> QUESTÃO BREVE 1: Qual é o lema da DIGOS citado no artigo sobre Cesare Battisti?
> QUESTÃO BREVE 2: Escreva a continuação do artigo sobre Cesare Battisti a partir da última frase apresentada.

Autodelação premiada e 41-BIS

Artigo de Lungarzo sobre Battisti

“Per primi scoprire le insidie”

(Para descobrir primeiro a maldade, o lema da DIGOS, a organização da polícia italiana especialista em torturas.)

Carlos A. Lungarzo

Não é impossível, mas é algo de probabilidade quase nula, que alguém possa manter um segredo vital e angustiante de sua vida durante 38 anos. É raríssimo que essa pessoa nunca conte algo a um amigo, a um colega, a uma namorada, a um membro da família (sobretudo quando ela é enorme e todos os irmãos, sobrinhos, primos, etc, são uniti). É difícil que nada disso assome mesmo nos estados de bebedeira. É quase impossível que alguém possa falar falsamente de sua vida, de suas lembranças mais amargas, dos anos de luta, sem se contradizer uma única vez.

Seria descabido pensar que as pessoas famosas que defenderam Cesare Battisti, entre outros, Garcia Márquez, Fred e Jo Vargas, François Holland, Bertrand Delanöe (prefeito de Paris), e outras 15.000 celebridades nunca tivessem suspeitado em algum momento de sua culpabilidade. É um exagero acreditar que todos os que usamos o cérebro e a sensibilidade somos ingênuos ao extremo e fáceis de enganar.

A capacidade de um ser vivo, de qualquer espécie, tem limites. Qualquer pessoa que possamos imaginar, teria sua mente estourada se fosse obrigado a fingir uma falsa personalidade durante décadas. Até os mais experientes espiões (cujas mentes, esvaziadas de sensibilidade e empatia, foram treinadas para isso) podem se aposentar muito cedo, pela dificuldade de manter esse tipo de mentiras.

Por que Cesare seria tão diferente???

Seriam suficientes nove horas de conversa com o procurador Alberto Nobile para que Cesare lembrasse que sim, que era culpado culpável mesmo, quando, durante 40 anos, sosteve exatamente o oposto?

Não, não foi isso. É muito evidente que não!

O mais grave de nossa condição de latino-americanos é acreditar que somos piores que outros. A Itália foi bem conhecida, de maneira ampla e extensa, ao longo dos anos e em diversas circunstâncias por seu uso da tortura.

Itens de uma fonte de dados

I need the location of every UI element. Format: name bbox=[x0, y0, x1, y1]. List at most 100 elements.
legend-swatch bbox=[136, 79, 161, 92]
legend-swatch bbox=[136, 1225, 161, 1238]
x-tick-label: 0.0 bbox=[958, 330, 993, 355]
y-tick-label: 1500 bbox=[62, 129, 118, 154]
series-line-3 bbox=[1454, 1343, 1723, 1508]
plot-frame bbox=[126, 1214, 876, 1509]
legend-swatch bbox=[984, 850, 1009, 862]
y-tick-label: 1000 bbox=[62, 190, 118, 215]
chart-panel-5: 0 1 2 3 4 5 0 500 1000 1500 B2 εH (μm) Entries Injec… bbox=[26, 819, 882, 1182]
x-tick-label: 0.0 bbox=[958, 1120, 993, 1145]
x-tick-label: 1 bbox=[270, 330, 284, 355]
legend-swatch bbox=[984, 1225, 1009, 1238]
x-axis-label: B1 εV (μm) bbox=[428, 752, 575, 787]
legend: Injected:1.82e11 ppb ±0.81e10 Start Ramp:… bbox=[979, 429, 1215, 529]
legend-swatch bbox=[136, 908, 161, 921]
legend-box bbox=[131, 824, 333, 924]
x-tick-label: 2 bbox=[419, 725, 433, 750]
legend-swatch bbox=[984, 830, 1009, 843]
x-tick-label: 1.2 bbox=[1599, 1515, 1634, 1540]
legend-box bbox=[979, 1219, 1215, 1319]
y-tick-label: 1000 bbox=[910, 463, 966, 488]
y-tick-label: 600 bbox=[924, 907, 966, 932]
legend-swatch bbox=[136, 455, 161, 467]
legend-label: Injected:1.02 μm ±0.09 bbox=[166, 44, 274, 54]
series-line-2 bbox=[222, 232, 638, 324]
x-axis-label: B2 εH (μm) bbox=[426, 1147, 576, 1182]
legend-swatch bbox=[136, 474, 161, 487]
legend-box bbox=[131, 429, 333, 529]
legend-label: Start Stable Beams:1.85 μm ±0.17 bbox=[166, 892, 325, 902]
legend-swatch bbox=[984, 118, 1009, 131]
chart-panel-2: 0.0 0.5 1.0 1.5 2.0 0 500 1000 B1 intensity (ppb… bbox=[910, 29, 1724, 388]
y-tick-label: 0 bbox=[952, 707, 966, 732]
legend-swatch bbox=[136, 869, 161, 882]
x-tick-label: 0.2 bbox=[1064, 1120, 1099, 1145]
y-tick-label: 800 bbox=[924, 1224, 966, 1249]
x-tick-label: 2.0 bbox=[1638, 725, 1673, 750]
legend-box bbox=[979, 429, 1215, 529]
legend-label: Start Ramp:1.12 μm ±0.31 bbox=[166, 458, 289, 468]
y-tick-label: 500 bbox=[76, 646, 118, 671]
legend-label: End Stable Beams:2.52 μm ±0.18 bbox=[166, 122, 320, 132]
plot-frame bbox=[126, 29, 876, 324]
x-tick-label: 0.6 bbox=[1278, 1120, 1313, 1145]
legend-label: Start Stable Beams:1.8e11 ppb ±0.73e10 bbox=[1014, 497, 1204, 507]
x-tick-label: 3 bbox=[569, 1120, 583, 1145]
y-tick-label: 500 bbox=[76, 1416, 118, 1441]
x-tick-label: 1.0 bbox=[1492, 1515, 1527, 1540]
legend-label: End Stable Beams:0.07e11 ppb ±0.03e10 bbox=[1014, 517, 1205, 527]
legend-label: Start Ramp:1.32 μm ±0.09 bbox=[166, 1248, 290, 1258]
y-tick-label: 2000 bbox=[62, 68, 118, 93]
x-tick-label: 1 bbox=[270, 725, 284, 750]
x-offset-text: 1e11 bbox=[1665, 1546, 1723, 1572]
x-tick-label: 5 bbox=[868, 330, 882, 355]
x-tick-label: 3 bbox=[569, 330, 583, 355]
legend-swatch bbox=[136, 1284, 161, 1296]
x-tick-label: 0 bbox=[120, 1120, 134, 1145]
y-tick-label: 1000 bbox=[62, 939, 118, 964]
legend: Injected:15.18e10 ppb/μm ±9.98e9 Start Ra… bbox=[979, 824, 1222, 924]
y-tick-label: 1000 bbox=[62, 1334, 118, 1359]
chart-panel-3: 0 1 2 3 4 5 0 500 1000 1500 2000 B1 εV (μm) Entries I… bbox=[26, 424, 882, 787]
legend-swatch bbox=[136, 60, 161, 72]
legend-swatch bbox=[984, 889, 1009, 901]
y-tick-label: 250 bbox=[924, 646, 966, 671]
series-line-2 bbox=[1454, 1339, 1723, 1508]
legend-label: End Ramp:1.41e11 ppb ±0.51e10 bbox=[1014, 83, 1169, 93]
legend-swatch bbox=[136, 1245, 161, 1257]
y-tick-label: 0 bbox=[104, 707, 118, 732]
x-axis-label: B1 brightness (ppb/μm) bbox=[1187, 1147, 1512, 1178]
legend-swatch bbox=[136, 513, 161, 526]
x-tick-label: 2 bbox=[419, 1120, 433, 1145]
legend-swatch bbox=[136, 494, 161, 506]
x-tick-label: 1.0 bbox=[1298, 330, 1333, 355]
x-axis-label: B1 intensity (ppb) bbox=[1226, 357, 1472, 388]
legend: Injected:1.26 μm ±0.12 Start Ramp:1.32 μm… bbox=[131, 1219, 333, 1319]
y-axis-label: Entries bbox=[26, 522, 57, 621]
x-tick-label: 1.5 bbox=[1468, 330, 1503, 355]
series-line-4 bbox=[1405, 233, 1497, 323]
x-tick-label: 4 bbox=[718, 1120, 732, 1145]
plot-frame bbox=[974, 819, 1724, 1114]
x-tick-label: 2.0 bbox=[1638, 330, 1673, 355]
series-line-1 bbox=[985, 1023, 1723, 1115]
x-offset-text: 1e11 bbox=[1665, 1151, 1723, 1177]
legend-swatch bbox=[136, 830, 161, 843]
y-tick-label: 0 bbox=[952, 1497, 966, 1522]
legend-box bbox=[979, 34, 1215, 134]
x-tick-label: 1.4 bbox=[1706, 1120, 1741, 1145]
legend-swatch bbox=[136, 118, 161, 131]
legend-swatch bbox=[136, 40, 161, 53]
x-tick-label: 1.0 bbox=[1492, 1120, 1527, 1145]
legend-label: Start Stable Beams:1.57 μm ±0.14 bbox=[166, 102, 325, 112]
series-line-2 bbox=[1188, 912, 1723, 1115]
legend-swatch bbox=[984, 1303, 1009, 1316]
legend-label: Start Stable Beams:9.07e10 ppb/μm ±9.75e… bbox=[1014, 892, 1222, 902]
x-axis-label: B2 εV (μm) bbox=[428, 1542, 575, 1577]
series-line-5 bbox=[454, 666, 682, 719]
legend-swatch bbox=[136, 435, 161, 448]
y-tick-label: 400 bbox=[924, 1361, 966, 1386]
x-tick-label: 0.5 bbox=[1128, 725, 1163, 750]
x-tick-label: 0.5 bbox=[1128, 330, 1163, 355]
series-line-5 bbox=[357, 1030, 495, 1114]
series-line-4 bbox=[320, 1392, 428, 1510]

> RESULTADO FINAL 1: “Per primi scoprire le insidie” (“Para descobrir primeiro a maldade”).

> RESULTADO FINAL 2:
Não é apenas pelo interesse numa extradição que os chefes de governo italianos ficam amigos da que hoje é a figura mais nauseosa de nosso planeta. É preciso ter alguma afinidade para dialogar com um elemento racista, misógino, xenofóbico, homofóbico, inimigo de pobres, de trabalhadores, de pessoas doentes, de professores, sindicalistas e cientistas. Não é qualquer um que elogia alguém que quer treinar crianças desde os cinco anos para que aprendam a matar, e que enaltece a tortura, o estupro e a pedofilia.

Quando Cesare foi procurado pela polícia em sua juventude, e não foi encontrado em sua casa, vários membros de sua família, em especial mulheres e pessoas jovens, foram capturados pelos carabinieri como reféns e submetidos a tortura.

Esse método é praticado pelos fascistas, pero não apenas por eles. A Itália praticava torturas pavorosas muito antes de que a palavra “fascismo” fosse cunhada. E dessa tortura não se salvaram nem sequer seus cidadãos mais notáveis.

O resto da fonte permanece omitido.